Take every line from the listing below that contains "Spanish".

━━ Data ━━

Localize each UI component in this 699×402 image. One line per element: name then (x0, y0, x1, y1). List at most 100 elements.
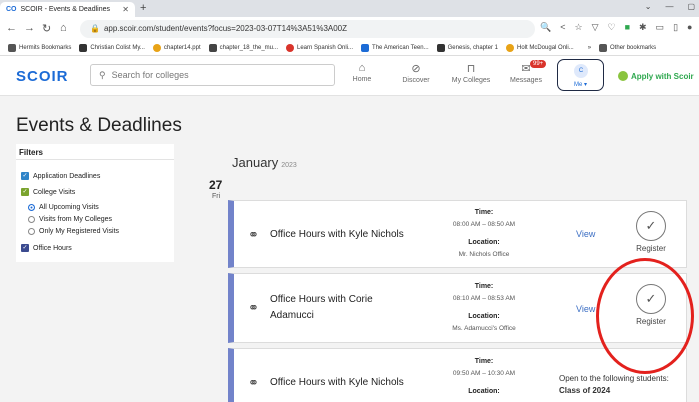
home-browser-icon[interactable]: ⌂ (60, 22, 67, 34)
people-icon: ⚭ (248, 227, 259, 242)
profile-icon[interactable]: ● (687, 22, 692, 33)
day-name: Fri (212, 193, 221, 200)
apply-label: Apply with Scoir (631, 71, 694, 81)
event-card: ⚭ Office Hours with Kyle Nichols Time: 0… (228, 200, 687, 268)
class-label: Class of 2024 (559, 386, 611, 395)
nav-my-colleges[interactable]: ⊓ My Colleges (446, 62, 496, 84)
tab-title: SCOIR - Events & Deadlines (20, 6, 110, 13)
checkbox-checked-icon[interactable]: ✓ (21, 244, 29, 252)
bookmark-favicon-icon (152, 44, 161, 52)
home-icon: ⌂ (358, 62, 366, 74)
filter-label: Office Hours (33, 244, 72, 252)
event-location: Mr. Nichols Office (458, 251, 510, 258)
filters-title: Filters (16, 144, 174, 160)
nav-messages-label: Messages (510, 77, 542, 84)
event-title: Office Hours with Corie Adamucci (270, 294, 373, 321)
bookmark-item[interactable]: The American Teen... (361, 44, 429, 52)
search-icon: ⚲ (99, 69, 106, 80)
shield-icon[interactable]: ▽ (592, 22, 599, 33)
filter-college-visits[interactable]: ✓ College Visits (21, 188, 75, 196)
scoir-logo[interactable]: SCOIR (16, 68, 69, 85)
checkbox-checked-icon[interactable]: ✓ (21, 188, 29, 196)
url-bar[interactable]: 🔒 app.scoir.com/student/events?focus=2023… (80, 20, 535, 38)
cast-icon[interactable]: ▭ (656, 22, 665, 33)
zoom-icon[interactable]: 🔍 (540, 22, 551, 33)
lock-icon: 🔒 (90, 24, 100, 33)
maximize-icon[interactable]: ▢ (687, 2, 695, 11)
view-link[interactable]: View (576, 229, 595, 239)
bookmark-label: Learn Spanish Onli... (297, 45, 354, 51)
avatar: C (574, 64, 588, 78)
bookmark-item[interactable]: chapter14.ppt (152, 44, 201, 52)
me-menu[interactable]: C Me ▾ (557, 59, 604, 91)
radio-label: All Upcoming Visits (39, 204, 99, 211)
register-button[interactable]: ✓ Register (626, 211, 676, 253)
messages-badge: 99+ (530, 60, 547, 68)
bookmark-label: Holt McDougal Onli... (517, 45, 574, 51)
bookmark-item[interactable]: Christian Colist My... (79, 44, 145, 52)
radio-all-upcoming-visits[interactable]: All Upcoming Visits (28, 204, 99, 211)
nav-messages[interactable]: ✉ 99+ Messages (501, 60, 551, 84)
checkbox-checked-icon[interactable]: ✓ (21, 172, 29, 180)
apply-icon (618, 71, 628, 81)
radio-icon[interactable] (28, 216, 35, 223)
forward-icon[interactable]: → (24, 22, 35, 34)
checkmark-icon: ✓ (636, 211, 666, 241)
time-label: Time: (474, 358, 494, 365)
bookmark-item[interactable]: Genesis, chapter 1 (436, 44, 498, 52)
bookmark-item[interactable]: Learn Spanish Onli... (286, 44, 353, 52)
bookmark-favicon-icon (361, 44, 370, 52)
filters-panel: Filters ✓ Application Deadlines ✓ Colleg… (16, 144, 174, 262)
time-label: Time: (474, 209, 494, 216)
other-bookmarks[interactable]: Other bookmarks (599, 44, 656, 52)
page-title: Events & Deadlines (16, 115, 182, 136)
extension-icons: 🔍 < ☆ ▽ ♡ ■ ✱ ▭ ▯ ● (540, 22, 692, 33)
folder-icon (599, 44, 608, 52)
sidebar-icon[interactable]: ▯ (673, 22, 678, 33)
month-label: January (232, 155, 279, 170)
window-controls: ⌄ — ▢ (645, 2, 695, 11)
event-time: 08:00 AM – 08:50 AM (452, 221, 516, 228)
heart-shield-icon[interactable]: ♡ (607, 22, 615, 33)
bookmark-favicon-icon (286, 44, 294, 52)
reload-icon[interactable]: ↻ (42, 22, 51, 35)
event-title: Office Hours with Kyle Nichols (270, 377, 404, 388)
radio-only-my-registered-visits[interactable]: Only My Registered Visits (28, 228, 119, 235)
apply-with-scoir-button[interactable]: Apply with Scoir (618, 71, 694, 81)
location-label: Location: (468, 239, 500, 246)
nav-my-colleges-label: My Colleges (451, 77, 491, 84)
day-number: 27 (209, 178, 223, 192)
browser-tab[interactable]: CO SCOIR - Events & Deadlines ✕ (0, 2, 135, 17)
bookmarks-overflow[interactable]: » (588, 45, 591, 51)
view-link[interactable]: View (576, 304, 595, 314)
star-icon[interactable]: ☆ (574, 22, 582, 33)
bookmark-item[interactable]: chapter_18_the_mu... (208, 44, 278, 52)
puzzle-icon[interactable]: ✱ (639, 22, 647, 33)
bookmark-favicon-icon (436, 44, 445, 52)
bookmark-item[interactable]: Holt McDougal Onli... (506, 44, 574, 52)
college-search-input[interactable]: ⚲ Search for colleges (90, 64, 335, 86)
radio-selected-icon[interactable] (28, 204, 35, 211)
nav-discover[interactable]: ⊘ Discover (391, 62, 441, 84)
bookmark-label: chapter14.ppt (163, 45, 201, 51)
event-location: Ms. Adamucci's Office (452, 325, 516, 332)
bookmark-label: The American Teen... (372, 45, 429, 51)
filter-office-hours[interactable]: ✓ Office Hours (21, 244, 72, 252)
close-tab-icon[interactable]: ✕ (122, 5, 129, 14)
bookmarks-bar: Hermits Bookmarks Christian Colist My...… (0, 41, 699, 56)
tab-search-icon[interactable]: ⌄ (645, 2, 652, 11)
radio-visits-from-my-colleges[interactable]: Visits from My Colleges (28, 216, 112, 223)
bookmark-item[interactable]: Hermits Bookmarks (8, 44, 71, 52)
minimize-icon[interactable]: — (665, 2, 673, 11)
bookmark-label: chapter_18_the_mu... (219, 45, 278, 51)
nav-home[interactable]: ⌂ Home (337, 62, 387, 83)
new-tab-icon[interactable]: + (140, 2, 146, 14)
annotation-circle (596, 258, 694, 374)
share-icon[interactable]: < (560, 22, 565, 33)
filter-application-deadlines[interactable]: ✓ Application Deadlines (21, 172, 100, 180)
back-icon[interactable]: ← (6, 22, 17, 34)
extension-green-icon[interactable]: ■ (625, 22, 630, 33)
nav-discover-label: Discover (402, 77, 430, 84)
radio-icon[interactable] (28, 228, 35, 235)
bookmark-folder-icon (8, 44, 16, 52)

━━━

Exercise solution:
bookmark-label: Learn Spanish Onli... (297, 45, 354, 51)
bookmark-item[interactable]: Learn Spanish Onli... (286, 44, 353, 52)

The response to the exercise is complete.